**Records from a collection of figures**
Begin

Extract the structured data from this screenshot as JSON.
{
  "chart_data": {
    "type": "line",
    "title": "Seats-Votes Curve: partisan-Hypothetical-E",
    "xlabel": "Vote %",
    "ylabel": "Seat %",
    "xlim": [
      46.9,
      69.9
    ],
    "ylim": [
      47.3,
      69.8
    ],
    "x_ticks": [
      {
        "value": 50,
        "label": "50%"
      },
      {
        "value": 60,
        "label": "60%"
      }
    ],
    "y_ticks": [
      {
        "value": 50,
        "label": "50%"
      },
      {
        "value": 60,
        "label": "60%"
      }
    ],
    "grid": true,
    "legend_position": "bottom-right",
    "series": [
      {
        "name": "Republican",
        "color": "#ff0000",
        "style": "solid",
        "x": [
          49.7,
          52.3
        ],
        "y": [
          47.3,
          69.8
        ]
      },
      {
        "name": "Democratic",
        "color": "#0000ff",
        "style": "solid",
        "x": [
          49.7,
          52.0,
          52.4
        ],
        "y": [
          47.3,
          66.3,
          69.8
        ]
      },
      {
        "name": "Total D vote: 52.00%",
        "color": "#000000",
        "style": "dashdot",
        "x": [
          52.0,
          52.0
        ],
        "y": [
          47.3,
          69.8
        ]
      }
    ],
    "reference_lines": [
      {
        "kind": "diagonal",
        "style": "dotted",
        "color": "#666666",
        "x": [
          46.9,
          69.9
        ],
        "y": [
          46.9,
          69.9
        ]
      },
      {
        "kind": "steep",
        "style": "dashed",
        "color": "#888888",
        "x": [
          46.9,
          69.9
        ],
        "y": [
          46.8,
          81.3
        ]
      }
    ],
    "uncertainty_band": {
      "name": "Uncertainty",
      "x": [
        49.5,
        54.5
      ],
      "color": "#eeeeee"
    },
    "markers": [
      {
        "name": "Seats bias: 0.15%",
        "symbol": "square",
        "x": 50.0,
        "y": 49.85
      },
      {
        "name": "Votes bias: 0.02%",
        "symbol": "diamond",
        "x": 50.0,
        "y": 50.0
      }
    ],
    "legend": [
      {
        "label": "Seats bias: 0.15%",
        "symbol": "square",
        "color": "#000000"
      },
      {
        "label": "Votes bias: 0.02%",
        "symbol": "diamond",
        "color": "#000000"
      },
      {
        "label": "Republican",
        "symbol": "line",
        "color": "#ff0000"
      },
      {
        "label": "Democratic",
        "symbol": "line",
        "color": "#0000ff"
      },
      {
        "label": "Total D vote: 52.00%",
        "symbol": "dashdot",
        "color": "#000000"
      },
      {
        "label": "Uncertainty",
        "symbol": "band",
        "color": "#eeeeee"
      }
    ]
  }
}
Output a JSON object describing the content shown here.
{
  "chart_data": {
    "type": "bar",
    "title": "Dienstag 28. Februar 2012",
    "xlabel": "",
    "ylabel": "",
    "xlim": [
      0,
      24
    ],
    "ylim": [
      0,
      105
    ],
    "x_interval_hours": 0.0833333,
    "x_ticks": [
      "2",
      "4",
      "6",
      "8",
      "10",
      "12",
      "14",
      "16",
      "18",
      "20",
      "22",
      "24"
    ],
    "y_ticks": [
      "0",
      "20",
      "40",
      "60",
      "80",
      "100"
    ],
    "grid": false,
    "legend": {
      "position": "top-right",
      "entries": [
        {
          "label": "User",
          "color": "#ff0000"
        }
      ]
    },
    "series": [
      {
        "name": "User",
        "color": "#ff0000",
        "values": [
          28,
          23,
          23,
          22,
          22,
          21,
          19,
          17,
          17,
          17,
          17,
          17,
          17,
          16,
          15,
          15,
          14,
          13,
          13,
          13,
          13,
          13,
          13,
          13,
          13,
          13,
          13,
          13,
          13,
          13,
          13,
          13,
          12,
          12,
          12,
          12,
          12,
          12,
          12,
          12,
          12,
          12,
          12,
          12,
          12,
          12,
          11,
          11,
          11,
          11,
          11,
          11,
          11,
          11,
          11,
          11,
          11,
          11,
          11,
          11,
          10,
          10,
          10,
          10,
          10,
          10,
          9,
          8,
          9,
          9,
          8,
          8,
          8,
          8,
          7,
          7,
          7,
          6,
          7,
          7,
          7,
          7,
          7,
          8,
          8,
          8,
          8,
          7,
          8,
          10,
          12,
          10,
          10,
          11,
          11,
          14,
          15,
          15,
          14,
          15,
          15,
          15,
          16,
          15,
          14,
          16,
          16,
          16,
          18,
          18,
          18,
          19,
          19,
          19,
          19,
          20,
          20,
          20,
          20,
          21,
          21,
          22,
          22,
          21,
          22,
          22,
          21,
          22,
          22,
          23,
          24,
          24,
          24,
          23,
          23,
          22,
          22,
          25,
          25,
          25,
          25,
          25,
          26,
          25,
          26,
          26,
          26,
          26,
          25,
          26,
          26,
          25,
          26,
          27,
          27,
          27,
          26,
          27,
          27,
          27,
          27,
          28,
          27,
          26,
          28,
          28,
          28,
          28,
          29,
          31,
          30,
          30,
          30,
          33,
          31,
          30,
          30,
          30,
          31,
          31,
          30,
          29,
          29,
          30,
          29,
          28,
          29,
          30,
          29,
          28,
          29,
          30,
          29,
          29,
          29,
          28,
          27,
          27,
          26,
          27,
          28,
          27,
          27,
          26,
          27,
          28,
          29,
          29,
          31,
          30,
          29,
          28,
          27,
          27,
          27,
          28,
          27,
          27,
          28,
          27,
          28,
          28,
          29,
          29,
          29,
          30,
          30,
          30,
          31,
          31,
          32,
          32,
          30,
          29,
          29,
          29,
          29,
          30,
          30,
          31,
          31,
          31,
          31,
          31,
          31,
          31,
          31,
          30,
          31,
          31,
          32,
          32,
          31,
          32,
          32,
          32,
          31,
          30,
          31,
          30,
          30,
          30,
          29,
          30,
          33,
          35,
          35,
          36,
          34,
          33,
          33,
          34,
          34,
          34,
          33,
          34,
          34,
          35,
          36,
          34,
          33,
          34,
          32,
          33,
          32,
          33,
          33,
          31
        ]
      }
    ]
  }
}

End

**Stated goal**
Output the whole listing above again, word for word.

**Answer for this exercise**
Extract the structured data from this screenshot as JSON.
{
  "chart_data": {
    "type": "line",
    "title": "Seats-Votes Curve: partisan-Hypothetical-E",
    "xlabel": "Vote %",
    "ylabel": "Seat %",
    "xlim": [
      46.9,
      69.9
    ],
    "ylim": [
      47.3,
      69.8
    ],
    "x_ticks": [
      {
        "value": 50,
        "label": "50%"
      },
      {
        "value": 60,
        "label": "60%"
      }
    ],
    "y_ticks": [
      {
        "value": 50,
        "label": "50%"
      },
      {
        "value": 60,
        "label": "60%"
      }
    ],
    "grid": true,
    "legend_position": "bottom-right",
    "series": [
      {
        "name": "Republican",
        "color": "#ff0000",
        "style": "solid",
        "x": [
          49.7,
          52.3
        ],
        "y": [
          47.3,
          69.8
        ]
      },
      {
        "name": "Democratic",
        "color": "#0000ff",
        "style": "solid",
        "x": [
          49.7,
          52.0,
          52.4
        ],
        "y": [
          47.3,
          66.3,
          69.8
        ]
      },
      {
        "name": "Total D vote: 52.00%",
        "color": "#000000",
        "style": "dashdot",
        "x": [
          52.0,
          52.0
        ],
        "y": [
          47.3,
          69.8
        ]
      }
    ],
    "reference_lines": [
      {
        "kind": "diagonal",
        "style": "dotted",
        "color": "#666666",
        "x": [
          46.9,
          69.9
        ],
        "y": [
          46.9,
          69.9
        ]
      },
      {
        "kind": "steep",
        "style": "dashed",
        "color": "#888888",
        "x": [
          46.9,
          69.9
        ],
        "y": [
          46.8,
          81.3
        ]
      }
    ],
    "uncertainty_band": {
      "name": "Uncertainty",
      "x": [
        49.5,
        54.5
      ],
      "color": "#eeeeee"
    },
    "markers": [
      {
        "name": "Seats bias: 0.15%",
        "symbol": "square",
        "x": 50.0,
        "y": 49.85
      },
      {
        "name": "Votes bias: 0.02%",
        "symbol": "diamond",
        "x": 50.0,
        "y": 50.0
      }
    ],
    "legend": [
      {
        "label": "Seats bias: 0.15%",
        "symbol": "square",
        "color": "#000000"
      },
      {
        "label": "Votes bias: 0.02%",
        "symbol": "diamond",
        "color": "#000000"
      },
      {
        "label": "Republican",
        "symbol": "line",
        "color": "#ff0000"
      },
      {
        "label": "Democratic",
        "symbol": "line",
        "color": "#0000ff"
      },
      {
        "label": "Total D vote: 52.00%",
        "symbol": "dashdot",
        "color": "#000000"
      },
      {
        "label": "Uncertainty",
        "symbol": "band",
        "color": "#eeeeee"
      }
    ]
  }
}
Output a JSON object describing the content shown here.
{
  "chart_data": {
    "type": "bar",
    "title": "Dienstag 28. Februar 2012",
    "xlabel": "",
    "ylabel": "",
    "xlim": [
      0,
      24
    ],
    "ylim": [
      0,
      105
    ],
    "x_interval_hours": 0.0833333,
    "x_ticks": [
      "2",
      "4",
      "6",
      "8",
      "10",
      "12",
      "14",
      "16",
      "18",
      "20",
      "22",
      "24"
    ],
    "y_ticks": [
      "0",
      "20",
      "40",
      "60",
      "80",
      "100"
    ],
    "grid": false,
    "legend": {
      "position": "top-right",
      "entries": [
        {
          "label": "User",
          "color": "#ff0000"
        }
      ]
    },
    "series": [
      {
        "name": "User",
        "color": "#ff0000",
        "values": [
          28,
          23,
          23,
          22,
          22,
          21,
          19,
          17,
          17,
          17,
          17,
          17,
          17,
          16,
          15,
          15,
          14,
          13,
          13,
          13,
          13,
          13,
          13,
          13,
          13,
          13,
          13,
          13,
          13,
          13,
          13,
          13,
          12,
          12,
          12,
          12,
          12,
          12,
          12,
          12,
          12,
          12,
          12,
          12,
          12,
          12,
          11,
          11,
          11,
          11,
          11,
          11,
          11,
          11,
          11,
          11,
          11,
          11,
          11,
          11,
          10,
          10,
          10,
          10,
          10,
          10,
          9,
          8,
          9,
          9,
          8,
          8,
          8,
          8,
          7,
          7,
          7,
          6,
          7,
          7,
          7,
          7,
          7,
          8,
          8,
          8,
          8,
          7,
          8,
          10,
          12,
          10,
          10,
          11,
          11,
          14,
          15,
          15,
          14,
          15,
          15,
          15,
          16,
          15,
          14,
          16,
          16,
          16,
          18,
          18,
          18,
          19,
          19,
          19,
          19,
          20,
          20,
          20,
          20,
          21,
          21,
          22,
          22,
          21,
          22,
          22,
          21,
          22,
          22,
          23,
          24,
          24,
          24,
          23,
          23,
          22,
          22,
          25,
          25,
          25,
          25,
          25,
          26,
          25,
          26,
          26,
          26,
          26,
          25,
          26,
          26,
          25,
          26,
          27,
          27,
          27,
          26,
          27,
          27,
          27,
          27,
          28,
          27,
          26,
          28,
          28,
          28,
          28,
          29,
          31,
          30,
          30,
          30,
          33,
          31,
          30,
          30,
          30,
          31,
          31,
          30,
          29,
          29,
          30,
          29,
          28,
          29,
          30,
          29,
          28,
          29,
          30,
          29,
          29,
          29,
          28,
          27,
          27,
          26,
          27,
          28,
          27,
          27,
          26,
          27,
          28,
          29,
          29,
          31,
          30,
          29,
          28,
          27,
          27,
          27,
          28,
          27,
          27,
          28,
          27,
          28,
          28,
          29,
          29,
          29,
          30,
          30,
          30,
          31,
          31,
          32,
          32,
          30,
          29,
          29,
          29,
          29,
          30,
          30,
          31,
          31,
          31,
          31,
          31,
          31,
          31,
          31,
          30,
          31,
          31,
          32,
          32,
          31,
          32,
          32,
          32,
          31,
          30,
          31,
          30,
          30,
          30,
          29,
          30,
          33,
          35,
          35,
          36,
          34,
          33,
          33,
          34,
          34,
          34,
          33,
          34,
          34,
          35,
          36,
          34,
          33,
          34,
          32,
          33,
          32,
          33,
          33,
          31
        ]
      }
    ]
  }
}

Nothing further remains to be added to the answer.